**WHAT THIS TASK INVOLVES:** Retype the complete listing exactly as it appears.

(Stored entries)
>> Begin
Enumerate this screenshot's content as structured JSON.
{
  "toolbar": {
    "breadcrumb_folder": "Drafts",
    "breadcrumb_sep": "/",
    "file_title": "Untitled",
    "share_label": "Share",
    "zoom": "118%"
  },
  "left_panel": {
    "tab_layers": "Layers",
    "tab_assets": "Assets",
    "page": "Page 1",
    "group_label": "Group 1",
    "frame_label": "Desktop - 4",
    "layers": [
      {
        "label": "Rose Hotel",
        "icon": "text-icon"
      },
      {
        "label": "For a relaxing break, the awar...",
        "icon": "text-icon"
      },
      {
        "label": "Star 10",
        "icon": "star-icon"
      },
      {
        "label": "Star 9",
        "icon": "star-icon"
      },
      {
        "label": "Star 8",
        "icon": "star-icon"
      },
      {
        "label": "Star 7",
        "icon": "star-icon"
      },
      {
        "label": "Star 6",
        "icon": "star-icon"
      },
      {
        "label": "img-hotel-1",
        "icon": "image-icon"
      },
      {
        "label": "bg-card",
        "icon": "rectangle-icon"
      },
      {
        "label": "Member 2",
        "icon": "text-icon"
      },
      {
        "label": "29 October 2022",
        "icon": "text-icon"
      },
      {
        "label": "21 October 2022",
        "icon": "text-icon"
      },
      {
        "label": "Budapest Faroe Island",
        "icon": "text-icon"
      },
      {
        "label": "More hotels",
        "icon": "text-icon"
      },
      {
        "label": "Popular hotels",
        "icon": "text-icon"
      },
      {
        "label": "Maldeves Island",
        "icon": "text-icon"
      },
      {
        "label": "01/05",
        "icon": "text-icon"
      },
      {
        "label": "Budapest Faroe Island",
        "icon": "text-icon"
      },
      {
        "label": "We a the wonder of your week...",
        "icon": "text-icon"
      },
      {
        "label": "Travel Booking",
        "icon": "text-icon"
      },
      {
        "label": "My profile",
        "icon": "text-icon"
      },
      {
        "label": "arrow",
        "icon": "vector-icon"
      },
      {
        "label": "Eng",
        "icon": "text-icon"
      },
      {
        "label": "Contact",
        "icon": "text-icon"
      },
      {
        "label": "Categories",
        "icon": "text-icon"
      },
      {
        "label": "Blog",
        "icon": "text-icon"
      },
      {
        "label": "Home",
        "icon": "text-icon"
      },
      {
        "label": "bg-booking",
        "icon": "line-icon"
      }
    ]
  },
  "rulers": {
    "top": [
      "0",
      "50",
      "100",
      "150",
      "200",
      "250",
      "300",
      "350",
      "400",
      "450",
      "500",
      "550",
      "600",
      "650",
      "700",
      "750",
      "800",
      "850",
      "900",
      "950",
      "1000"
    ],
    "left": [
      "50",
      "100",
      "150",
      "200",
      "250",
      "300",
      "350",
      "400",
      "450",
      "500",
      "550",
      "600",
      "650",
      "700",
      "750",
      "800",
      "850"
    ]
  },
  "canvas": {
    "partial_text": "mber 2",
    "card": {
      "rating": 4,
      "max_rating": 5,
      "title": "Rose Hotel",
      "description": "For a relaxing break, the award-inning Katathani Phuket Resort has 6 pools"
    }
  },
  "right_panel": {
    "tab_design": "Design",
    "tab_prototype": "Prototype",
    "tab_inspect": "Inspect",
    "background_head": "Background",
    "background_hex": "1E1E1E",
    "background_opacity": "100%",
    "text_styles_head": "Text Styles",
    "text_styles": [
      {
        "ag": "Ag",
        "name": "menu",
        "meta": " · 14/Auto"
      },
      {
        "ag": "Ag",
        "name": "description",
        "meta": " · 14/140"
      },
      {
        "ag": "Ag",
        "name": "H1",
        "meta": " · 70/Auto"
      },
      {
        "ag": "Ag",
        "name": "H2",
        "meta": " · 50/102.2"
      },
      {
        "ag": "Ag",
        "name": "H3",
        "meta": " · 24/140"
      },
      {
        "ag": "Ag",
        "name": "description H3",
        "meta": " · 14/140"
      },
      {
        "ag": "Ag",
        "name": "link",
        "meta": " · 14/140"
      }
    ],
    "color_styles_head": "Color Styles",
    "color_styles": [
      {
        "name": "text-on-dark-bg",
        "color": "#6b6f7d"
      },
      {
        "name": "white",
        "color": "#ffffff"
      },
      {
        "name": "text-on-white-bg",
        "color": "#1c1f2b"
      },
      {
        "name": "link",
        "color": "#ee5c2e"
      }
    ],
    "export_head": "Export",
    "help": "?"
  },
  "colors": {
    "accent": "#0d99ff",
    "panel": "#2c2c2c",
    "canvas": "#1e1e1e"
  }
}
>> End
**RESPONSE BELOW:**
Enumerate this screenshot's content as structured JSON.
{
  "toolbar": {
    "breadcrumb_folder": "Drafts",
    "breadcrumb_sep": "/",
    "file_title": "Untitled",
    "share_label": "Share",
    "zoom": "118%"
  },
  "left_panel": {
    "tab_layers": "Layers",
    "tab_assets": "Assets",
    "page": "Page 1",
    "group_label": "Group 1",
    "frame_label": "Desktop - 4",
    "layers": [
      {
        "label": "Rose Hotel",
        "icon": "text-icon"
      },
      {
        "label": "For a relaxing break, the awar...",
        "icon": "text-icon"
      },
      {
        "label": "Star 10",
        "icon": "star-icon"
      },
      {
        "label": "Star 9",
        "icon": "star-icon"
      },
      {
        "label": "Star 8",
        "icon": "star-icon"
      },
      {
        "label": "Star 7",
        "icon": "star-icon"
      },
      {
        "label": "Star 6",
        "icon": "star-icon"
      },
      {
        "label": "img-hotel-1",
        "icon": "image-icon"
      },
      {
        "label": "bg-card",
        "icon": "rectangle-icon"
      },
      {
        "label": "Member 2",
        "icon": "text-icon"
      },
      {
        "label": "29 October 2022",
        "icon": "text-icon"
      },
      {
        "label": "21 October 2022",
        "icon": "text-icon"
      },
      {
        "label": "Budapest Faroe Island",
        "icon": "text-icon"
      },
      {
        "label": "More hotels",
        "icon": "text-icon"
      },
      {
        "label": "Popular hotels",
        "icon": "text-icon"
      },
      {
        "label": "Maldeves Island",
        "icon": "text-icon"
      },
      {
        "label": "01/05",
        "icon": "text-icon"
      },
      {
        "label": "Budapest Faroe Island",
        "icon": "text-icon"
      },
      {
        "label": "We a the wonder of your week...",
        "icon": "text-icon"
      },
      {
        "label": "Travel Booking",
        "icon": "text-icon"
      },
      {
        "label": "My profile",
        "icon": "text-icon"
      },
      {
        "label": "arrow",
        "icon": "vector-icon"
      },
      {
        "label": "Eng",
        "icon": "text-icon"
      },
      {
        "label": "Contact",
        "icon": "text-icon"
      },
      {
        "label": "Categories",
        "icon": "text-icon"
      },
      {
        "label": "Blog",
        "icon": "text-icon"
      },
      {
        "label": "Home",
        "icon": "text-icon"
      },
      {
        "label": "bg-booking",
        "icon": "line-icon"
      }
    ]
  },
  "rulers": {
    "top": [
      "0",
      "50",
      "100",
      "150",
      "200",
      "250",
      "300",
      "350",
      "400",
      "450",
      "500",
      "550",
      "600",
      "650",
      "700",
      "750",
      "800",
      "850",
      "900",
      "950",
      "1000"
    ],
    "left": [
      "50",
      "100",
      "150",
      "200",
      "250",
      "300",
      "350",
      "400",
      "450",
      "500",
      "550",
      "600",
      "650",
      "700",
      "750",
      "800",
      "850"
    ]
  },
  "canvas": {
    "partial_text": "mber 2",
    "card": {
      "rating": 4,
      "max_rating": 5,
      "title": "Rose Hotel",
      "description": "For a relaxing break, the award-inning Katathani Phuket Resort has 6 pools"
    }
  },
  "right_panel": {
    "tab_design": "Design",
    "tab_prototype": "Prototype",
    "tab_inspect": "Inspect",
    "background_head": "Background",
    "background_hex": "1E1E1E",
    "background_opacity": "100%",
    "text_styles_head": "Text Styles",
    "text_styles": [
      {
        "ag": "Ag",
        "name": "menu",
        "meta": " · 14/Auto"
      },
      {
        "ag": "Ag",
        "name": "description",
        "meta": " · 14/140"
      },
      {
        "ag": "Ag",
        "name": "H1",
        "meta": " · 70/Auto"
      },
      {
        "ag": "Ag",
        "name": "H2",
        "meta": " · 50/102.2"
      },
      {
        "ag": "Ag",
        "name": "H3",
        "meta": " · 24/140"
      },
      {
        "ag": "Ag",
        "name": "description H3",
        "meta": " · 14/140"
      },
      {
        "ag": "Ag",
        "name": "link",
        "meta": " · 14/140"
      }
    ],
    "color_styles_head": "Color Styles",
    "color_styles": [
      {
        "name": "text-on-dark-bg",
        "color": "#6b6f7d"
      },
      {
        "name": "white",
        "color": "#ffffff"
      },
      {
        "name": "text-on-white-bg",
        "color": "#1c1f2b"
      },
      {
        "name": "link",
        "color": "#ee5c2e"
      }
    ],
    "export_head": "Export",
    "help": "?"
  },
  "colors": {
    "accent": "#0d99ff",
    "panel": "#2c2c2c",
    "canvas": "#1e1e1e"
  }
}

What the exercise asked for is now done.